**Exercise instructions**
Collect all the lines that mention the word "Chrome".

**Given information**
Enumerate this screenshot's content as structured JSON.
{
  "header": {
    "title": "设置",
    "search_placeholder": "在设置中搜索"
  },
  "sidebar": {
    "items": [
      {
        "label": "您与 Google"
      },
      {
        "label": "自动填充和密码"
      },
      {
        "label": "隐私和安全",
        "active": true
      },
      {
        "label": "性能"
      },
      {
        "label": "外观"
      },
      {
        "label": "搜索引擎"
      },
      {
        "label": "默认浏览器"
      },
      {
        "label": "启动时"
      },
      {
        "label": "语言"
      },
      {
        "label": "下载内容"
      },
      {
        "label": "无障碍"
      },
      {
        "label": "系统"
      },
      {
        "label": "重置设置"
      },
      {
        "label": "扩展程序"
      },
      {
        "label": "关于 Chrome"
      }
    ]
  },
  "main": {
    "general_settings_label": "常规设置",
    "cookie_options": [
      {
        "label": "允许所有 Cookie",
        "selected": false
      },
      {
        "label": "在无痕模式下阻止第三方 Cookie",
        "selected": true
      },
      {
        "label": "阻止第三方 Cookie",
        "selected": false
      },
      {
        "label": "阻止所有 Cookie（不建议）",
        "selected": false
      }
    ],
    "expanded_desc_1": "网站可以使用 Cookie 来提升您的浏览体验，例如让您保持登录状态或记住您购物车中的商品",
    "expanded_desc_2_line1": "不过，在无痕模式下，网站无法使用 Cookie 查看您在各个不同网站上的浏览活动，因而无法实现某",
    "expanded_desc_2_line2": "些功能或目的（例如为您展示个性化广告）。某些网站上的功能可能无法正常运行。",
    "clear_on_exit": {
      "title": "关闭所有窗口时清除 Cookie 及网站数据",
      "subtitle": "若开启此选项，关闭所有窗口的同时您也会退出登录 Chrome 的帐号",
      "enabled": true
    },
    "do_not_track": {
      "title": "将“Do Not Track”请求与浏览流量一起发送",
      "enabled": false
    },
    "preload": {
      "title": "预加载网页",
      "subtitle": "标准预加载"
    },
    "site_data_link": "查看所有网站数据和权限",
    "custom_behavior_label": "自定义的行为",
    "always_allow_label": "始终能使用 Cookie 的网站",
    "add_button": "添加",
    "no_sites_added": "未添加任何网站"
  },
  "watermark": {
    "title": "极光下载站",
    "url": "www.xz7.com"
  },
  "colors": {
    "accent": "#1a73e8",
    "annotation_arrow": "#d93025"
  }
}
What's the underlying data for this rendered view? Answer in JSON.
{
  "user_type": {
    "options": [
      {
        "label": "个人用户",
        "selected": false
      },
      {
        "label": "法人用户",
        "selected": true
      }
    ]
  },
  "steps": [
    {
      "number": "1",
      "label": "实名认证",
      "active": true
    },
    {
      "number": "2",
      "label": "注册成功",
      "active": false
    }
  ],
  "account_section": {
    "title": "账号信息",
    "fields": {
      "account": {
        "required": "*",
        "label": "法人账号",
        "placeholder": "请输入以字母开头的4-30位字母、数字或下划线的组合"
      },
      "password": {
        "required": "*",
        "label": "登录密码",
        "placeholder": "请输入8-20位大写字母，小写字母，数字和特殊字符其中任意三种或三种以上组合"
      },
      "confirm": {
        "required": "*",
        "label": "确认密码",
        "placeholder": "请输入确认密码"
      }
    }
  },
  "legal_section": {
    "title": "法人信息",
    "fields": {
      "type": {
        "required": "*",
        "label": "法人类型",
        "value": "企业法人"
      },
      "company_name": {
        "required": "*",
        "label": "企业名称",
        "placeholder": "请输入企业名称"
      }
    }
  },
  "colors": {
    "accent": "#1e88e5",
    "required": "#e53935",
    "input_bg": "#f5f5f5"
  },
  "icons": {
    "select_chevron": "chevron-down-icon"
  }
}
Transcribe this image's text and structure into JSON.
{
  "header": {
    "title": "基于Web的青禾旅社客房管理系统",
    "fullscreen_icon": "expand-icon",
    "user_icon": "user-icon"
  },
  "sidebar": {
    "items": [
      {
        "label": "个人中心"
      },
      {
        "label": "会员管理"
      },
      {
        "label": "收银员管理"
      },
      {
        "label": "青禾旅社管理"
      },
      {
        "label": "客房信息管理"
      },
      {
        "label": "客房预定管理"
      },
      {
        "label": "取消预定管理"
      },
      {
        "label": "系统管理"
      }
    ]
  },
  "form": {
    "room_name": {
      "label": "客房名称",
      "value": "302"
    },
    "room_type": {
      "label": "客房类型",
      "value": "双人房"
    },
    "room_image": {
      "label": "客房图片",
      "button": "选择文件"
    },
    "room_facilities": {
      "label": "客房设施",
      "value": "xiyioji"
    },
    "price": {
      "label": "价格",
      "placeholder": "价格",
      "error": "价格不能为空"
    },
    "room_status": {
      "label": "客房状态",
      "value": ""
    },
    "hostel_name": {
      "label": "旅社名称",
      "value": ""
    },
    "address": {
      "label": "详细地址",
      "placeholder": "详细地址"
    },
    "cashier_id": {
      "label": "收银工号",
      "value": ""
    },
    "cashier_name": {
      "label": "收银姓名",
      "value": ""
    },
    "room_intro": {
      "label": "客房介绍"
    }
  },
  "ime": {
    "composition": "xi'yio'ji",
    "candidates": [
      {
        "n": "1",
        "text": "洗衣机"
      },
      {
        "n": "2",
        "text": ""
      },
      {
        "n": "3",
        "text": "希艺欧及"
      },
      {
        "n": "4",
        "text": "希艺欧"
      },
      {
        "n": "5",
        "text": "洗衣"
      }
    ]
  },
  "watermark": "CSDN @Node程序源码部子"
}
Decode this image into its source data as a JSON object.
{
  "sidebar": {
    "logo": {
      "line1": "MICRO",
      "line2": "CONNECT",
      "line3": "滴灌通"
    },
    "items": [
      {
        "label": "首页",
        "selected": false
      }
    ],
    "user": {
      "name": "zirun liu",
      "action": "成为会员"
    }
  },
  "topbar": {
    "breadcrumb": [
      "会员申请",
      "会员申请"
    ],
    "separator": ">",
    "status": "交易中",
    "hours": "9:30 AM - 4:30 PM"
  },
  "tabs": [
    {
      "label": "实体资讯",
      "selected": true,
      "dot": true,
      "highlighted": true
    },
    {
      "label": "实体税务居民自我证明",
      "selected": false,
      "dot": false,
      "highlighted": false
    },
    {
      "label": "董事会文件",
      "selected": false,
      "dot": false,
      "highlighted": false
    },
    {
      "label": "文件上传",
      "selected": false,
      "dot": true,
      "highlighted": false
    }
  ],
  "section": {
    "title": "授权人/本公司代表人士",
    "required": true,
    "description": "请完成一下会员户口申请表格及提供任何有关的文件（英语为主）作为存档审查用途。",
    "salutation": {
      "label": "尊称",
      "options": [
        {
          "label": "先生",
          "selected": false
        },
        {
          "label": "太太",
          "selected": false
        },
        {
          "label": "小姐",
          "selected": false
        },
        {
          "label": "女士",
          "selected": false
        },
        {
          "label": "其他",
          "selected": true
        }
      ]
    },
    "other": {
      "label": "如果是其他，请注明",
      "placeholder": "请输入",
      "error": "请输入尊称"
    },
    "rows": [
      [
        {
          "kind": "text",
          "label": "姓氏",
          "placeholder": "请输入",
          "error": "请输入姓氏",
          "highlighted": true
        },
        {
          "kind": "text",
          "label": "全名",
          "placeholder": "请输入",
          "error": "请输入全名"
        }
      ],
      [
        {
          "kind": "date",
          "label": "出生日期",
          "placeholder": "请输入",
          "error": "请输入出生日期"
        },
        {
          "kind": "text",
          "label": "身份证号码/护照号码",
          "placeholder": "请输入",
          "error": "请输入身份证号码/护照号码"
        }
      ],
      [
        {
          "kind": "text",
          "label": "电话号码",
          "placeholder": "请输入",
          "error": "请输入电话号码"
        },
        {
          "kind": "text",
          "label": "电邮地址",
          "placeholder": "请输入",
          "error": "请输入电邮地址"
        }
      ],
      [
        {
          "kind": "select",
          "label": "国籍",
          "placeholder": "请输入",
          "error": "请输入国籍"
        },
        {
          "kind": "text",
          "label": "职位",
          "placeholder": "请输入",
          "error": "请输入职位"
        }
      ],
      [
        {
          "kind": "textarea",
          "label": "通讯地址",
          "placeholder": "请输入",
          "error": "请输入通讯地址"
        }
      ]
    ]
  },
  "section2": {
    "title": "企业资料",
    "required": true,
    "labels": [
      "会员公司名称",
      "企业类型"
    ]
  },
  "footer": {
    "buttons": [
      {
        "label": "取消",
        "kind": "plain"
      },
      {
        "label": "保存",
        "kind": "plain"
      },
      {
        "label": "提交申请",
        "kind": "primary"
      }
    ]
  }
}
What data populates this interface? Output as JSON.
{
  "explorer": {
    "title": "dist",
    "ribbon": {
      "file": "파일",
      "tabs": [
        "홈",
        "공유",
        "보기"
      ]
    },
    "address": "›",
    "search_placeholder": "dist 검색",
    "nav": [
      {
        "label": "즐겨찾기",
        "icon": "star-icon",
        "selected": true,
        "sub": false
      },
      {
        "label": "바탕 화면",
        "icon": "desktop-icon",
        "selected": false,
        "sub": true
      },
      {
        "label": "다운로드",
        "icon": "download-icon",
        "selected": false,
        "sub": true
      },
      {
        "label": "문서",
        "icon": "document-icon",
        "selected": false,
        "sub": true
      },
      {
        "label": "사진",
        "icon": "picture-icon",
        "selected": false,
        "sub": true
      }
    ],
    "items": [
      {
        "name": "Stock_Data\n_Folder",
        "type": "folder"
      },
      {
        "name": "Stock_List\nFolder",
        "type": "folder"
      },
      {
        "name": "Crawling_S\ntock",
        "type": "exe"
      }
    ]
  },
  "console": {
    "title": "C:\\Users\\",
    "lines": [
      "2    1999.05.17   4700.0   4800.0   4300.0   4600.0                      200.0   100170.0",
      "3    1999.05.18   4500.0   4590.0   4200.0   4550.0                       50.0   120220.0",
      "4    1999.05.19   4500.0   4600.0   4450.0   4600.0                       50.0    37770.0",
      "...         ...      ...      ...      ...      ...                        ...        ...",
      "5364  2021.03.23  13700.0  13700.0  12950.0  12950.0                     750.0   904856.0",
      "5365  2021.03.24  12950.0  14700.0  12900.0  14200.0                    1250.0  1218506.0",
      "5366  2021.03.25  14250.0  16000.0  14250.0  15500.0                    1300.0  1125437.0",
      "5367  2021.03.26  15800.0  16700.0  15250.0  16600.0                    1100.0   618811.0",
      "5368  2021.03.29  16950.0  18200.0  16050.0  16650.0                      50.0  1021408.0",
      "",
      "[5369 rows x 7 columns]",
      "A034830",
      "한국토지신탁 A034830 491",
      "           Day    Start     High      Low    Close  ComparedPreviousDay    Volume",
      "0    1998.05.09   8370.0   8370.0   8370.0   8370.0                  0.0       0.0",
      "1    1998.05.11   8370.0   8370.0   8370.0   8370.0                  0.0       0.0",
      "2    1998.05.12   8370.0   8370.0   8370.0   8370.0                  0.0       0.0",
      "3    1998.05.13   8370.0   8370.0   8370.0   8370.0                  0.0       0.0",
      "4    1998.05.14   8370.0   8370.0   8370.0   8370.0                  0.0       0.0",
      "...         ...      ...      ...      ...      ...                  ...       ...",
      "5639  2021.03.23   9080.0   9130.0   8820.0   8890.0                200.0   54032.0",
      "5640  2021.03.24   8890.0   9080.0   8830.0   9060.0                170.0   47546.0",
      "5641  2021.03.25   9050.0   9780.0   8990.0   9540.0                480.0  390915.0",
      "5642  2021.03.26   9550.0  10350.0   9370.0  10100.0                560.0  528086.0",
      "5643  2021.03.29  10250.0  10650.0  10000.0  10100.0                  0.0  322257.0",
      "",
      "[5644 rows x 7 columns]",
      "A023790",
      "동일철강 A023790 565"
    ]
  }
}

**Answer below**
        "label": "关于 Chrome"
      "subtitle": "若开启此选项，关闭所有窗口的同时您也会退出登录 Chrome 的帐号",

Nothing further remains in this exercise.